- _STATED TASK_
Rewrite the part of the forum thread on trailer hitches that opens with the words containing "Class 4 (Class" and closes with "actually damage it.", switching "gross trailer weight" to "total trailer weight".

- _SOURCE PASSAGE_
──────
But then again I drive a 3/4 ton truck and put 2 tons of salt in the back with a 8611LP up front.. Guess I shouldn't talk.

Class 3 (Class III) trailer hitch

Trailer hitch with weight carrying rating of up to 5,000 lbs gross trailer weight and 500 lbs tongue weight. Also sometimes used to refer to a hitch with any 2" receiver, regardless of rating.

Class 4 (Class IV) trailer hitch

Trailer hitch with weight carrying rating of up to 10,000 lbs gross trailer weight and 1,000 - 1,200 lbs tongue weight. Although many times any hitch with a capacity greater than 5,000 lbs gross weight is referred to as a Class 4.


----------



## aeronutt (Sep 24, 2008)

I'm not at all worried about the hitch. It's rated for 1200 and it would take a LOT more than that to actually damage it.


----------



## SuperdutyShane (Mar 6, 2009)

TommyMac;898842 said:


> Awesome idea & I bet it work's great....I have a question for anyone with a 5th wheel hitch in there truck has anyone tried a "Mafia Block" with a 5th wheel pin in the middle of the block....We run them on our Mack Tractors & they work great
> 
> Tom


I dont know if people do that in pickups with fifth wheels.. They might though. I think its a much better idea on a class 8.


----------



## Wesley's Lawn (Sep 18, 2002)

Regardless of the posts above, you will be pulled over for having a obscured license plate. Some cops might not care if your out plowing or whatever but any other time its enough for a officer to have PC to stop you to try and find something else and if they don't you will most likely receive a citation for the blocked plate, all depends on how he was treated by whatever moron he was dealing with before.


----------



## Banksy (Aug 31, 2005)

Just don't forget they're there!!


----------



## aeronutt (Sep 24, 2008)

Sorry guys, they only extend 16 inches and since I know they're back there I know not to bump stuff. I'm legal in Illinois but since I'm in Nebraska and our law say 4 feet, I'm still legal. Like I said before, they protrude less than a tailgate left down and people do that all the time. And they don't obscure the plate any more than a pull-plow in the up position or a tailgate spreader so I'm pretty sure the cops will understand that I'm just doing a job, not trying to get away with something. I bet your plate is completely obscured by snow while you are out plowing. I take the weights off at the same time I take the plow off. It takes 5 minutes. As far as the "truck nutz" comment, well... they do kinda look goofy. Ya got me there...


----------



## poncho62 (Jan 23, 2004)

I have a couple of patio stones in the very back of my bed...sit low and dont take up cargo room.......works for me


----------



## comeeonn (Dec 4, 2009)

nice idea but ill stick to my used brake drums off a kenworth


----------



## aeronutt (Sep 24, 2008)

poncho62;903781 said:


> I have a couple of patio stones in the very back of my bed...sit low and dont take up cargo room.......works for me


I used patio stones before this. You might discontinue using them too if you had seen the accident I saw where the passenger was killed by a cinder block that flew through the rear window. The driver walked away with just bruises. That's why I built this goofy looking contraption: Makes sure my load is not going to go flying if there's a bad accident. If you keep using them, please at least build a sturdy box around them that bolts into the truck bed.
──────
- _SUPPLIED DATA_

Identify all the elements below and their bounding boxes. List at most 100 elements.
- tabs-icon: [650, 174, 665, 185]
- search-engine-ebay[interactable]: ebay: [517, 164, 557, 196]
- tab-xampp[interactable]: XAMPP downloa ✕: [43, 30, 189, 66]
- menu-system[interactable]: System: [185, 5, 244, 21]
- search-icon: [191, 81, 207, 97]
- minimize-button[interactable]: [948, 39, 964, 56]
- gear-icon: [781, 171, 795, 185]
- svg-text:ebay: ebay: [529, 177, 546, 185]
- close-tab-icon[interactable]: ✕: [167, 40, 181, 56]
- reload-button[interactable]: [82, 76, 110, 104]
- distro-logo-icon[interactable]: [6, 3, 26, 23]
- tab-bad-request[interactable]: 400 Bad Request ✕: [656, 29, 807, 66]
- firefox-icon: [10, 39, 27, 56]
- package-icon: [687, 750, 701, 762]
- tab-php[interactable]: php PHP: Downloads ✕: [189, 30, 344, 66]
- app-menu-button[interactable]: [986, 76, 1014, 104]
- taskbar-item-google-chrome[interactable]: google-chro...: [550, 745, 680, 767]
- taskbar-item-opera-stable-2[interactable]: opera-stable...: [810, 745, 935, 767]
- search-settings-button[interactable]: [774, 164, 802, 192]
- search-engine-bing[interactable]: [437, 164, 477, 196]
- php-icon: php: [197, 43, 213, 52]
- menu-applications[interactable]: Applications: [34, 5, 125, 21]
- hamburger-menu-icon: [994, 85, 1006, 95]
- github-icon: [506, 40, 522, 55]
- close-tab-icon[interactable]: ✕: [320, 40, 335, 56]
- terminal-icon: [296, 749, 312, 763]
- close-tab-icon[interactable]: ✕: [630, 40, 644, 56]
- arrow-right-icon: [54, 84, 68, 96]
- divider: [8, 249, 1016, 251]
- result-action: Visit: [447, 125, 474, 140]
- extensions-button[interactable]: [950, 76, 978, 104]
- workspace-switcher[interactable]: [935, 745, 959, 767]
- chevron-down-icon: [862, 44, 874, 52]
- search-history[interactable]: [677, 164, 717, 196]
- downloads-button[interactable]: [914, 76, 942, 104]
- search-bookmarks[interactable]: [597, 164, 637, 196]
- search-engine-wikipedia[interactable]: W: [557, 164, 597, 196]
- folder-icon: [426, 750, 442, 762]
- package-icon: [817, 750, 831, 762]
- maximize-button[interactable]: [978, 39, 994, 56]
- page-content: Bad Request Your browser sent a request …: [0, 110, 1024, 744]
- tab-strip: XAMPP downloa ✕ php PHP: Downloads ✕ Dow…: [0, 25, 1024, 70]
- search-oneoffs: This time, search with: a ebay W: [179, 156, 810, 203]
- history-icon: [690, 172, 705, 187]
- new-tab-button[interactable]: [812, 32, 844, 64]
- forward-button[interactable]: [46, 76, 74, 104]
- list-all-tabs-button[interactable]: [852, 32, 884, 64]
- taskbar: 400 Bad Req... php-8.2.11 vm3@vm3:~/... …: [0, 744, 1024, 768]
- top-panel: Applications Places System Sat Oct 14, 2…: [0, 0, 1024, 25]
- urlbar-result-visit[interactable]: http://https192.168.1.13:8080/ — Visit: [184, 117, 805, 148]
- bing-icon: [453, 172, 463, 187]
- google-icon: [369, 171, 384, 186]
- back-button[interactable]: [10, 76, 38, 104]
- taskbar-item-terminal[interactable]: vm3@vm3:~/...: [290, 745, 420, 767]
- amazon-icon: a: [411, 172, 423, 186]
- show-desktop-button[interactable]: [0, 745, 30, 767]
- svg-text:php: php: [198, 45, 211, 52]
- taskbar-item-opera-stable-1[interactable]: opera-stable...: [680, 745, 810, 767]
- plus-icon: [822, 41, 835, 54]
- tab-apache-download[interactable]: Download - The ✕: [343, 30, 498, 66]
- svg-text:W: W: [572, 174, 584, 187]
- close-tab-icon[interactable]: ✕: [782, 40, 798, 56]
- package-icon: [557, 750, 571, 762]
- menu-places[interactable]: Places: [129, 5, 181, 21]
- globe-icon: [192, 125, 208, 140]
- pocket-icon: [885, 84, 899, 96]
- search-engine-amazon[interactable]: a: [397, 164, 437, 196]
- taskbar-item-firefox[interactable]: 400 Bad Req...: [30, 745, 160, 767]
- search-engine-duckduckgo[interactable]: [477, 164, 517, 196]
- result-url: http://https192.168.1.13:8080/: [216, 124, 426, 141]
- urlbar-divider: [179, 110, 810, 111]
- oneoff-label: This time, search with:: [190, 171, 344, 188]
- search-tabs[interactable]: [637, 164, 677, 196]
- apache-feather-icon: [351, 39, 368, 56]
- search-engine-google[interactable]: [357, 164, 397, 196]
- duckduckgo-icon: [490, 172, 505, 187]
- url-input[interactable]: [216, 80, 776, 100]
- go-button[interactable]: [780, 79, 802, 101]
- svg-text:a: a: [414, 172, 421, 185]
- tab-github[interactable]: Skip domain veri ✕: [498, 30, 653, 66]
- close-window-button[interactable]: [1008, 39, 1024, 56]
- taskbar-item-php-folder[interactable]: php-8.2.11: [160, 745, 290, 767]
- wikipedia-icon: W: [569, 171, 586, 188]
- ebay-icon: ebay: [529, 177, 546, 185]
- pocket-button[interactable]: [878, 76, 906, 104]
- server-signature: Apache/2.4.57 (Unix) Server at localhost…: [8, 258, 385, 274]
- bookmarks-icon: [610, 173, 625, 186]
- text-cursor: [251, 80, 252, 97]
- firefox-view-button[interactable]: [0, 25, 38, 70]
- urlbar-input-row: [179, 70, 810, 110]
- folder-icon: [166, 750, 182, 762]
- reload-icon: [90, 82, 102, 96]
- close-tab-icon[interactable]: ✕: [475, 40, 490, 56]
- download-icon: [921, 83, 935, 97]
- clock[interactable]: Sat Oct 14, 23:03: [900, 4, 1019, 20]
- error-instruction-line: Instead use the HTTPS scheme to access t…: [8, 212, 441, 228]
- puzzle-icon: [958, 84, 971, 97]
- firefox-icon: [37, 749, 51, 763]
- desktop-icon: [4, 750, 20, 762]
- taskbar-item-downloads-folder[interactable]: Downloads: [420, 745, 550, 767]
──────
- _OUTPUT BELOW_
Class 4 (Class IV) trailer hitch

Trailer hitch with weight carrying rating of up to 10,000 lbs total trailer weight and 1,000 - 1,200 lbs tongue weight. Although many times any hitch with a capacity greater than 5,000 lbs gross weight is referred to as a Class 4.


----------



## aeronutt (Sep 24, 2008)

I'm not at all worried about the hitch. It's rated for 1200 and it would take a LOT more than that to actually damage it.